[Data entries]
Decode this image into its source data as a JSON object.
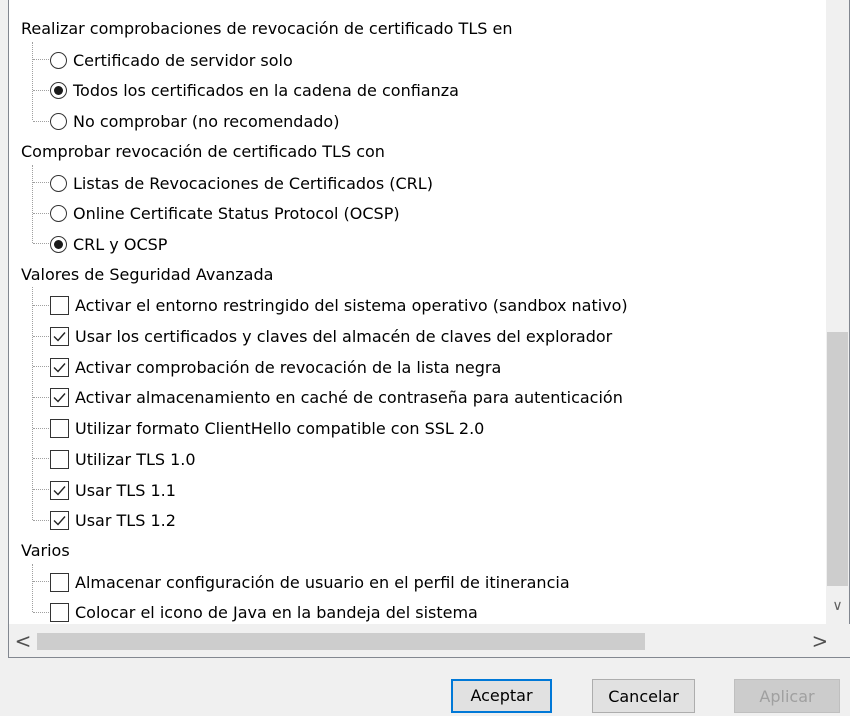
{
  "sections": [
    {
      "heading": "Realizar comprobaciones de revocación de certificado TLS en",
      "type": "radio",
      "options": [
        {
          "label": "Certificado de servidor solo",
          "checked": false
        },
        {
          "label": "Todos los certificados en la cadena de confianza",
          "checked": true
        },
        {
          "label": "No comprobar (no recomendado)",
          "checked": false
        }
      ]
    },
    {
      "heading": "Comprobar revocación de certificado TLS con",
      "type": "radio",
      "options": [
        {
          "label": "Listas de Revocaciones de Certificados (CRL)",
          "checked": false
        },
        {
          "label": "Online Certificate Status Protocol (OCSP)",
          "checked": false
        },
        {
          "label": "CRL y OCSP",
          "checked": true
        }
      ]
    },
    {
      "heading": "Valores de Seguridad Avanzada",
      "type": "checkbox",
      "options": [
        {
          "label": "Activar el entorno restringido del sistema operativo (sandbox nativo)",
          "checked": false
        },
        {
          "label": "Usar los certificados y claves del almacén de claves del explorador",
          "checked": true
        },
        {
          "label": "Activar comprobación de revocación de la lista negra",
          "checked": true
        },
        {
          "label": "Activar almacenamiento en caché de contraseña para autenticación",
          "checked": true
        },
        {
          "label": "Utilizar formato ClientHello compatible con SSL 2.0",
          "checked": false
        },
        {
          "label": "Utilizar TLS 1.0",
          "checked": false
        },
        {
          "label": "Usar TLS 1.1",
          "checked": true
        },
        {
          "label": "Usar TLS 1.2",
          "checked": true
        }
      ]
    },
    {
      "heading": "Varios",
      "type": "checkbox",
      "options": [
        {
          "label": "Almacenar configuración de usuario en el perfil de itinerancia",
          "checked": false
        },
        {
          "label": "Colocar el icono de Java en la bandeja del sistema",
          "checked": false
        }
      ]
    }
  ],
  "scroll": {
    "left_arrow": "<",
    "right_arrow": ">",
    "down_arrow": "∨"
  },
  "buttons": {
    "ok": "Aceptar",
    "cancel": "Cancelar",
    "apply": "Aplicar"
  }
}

Task goal: Lines containing the string "Activar" are to be selected and copied.

Solution to this problem:
          "label": "Activar el entorno restringido del sistema operativo (sandbox nativo)",
          "label": "Activar comprobación de revocación de la lista negra",
          "label": "Activar almacenamiento en caché de contraseña para autenticación",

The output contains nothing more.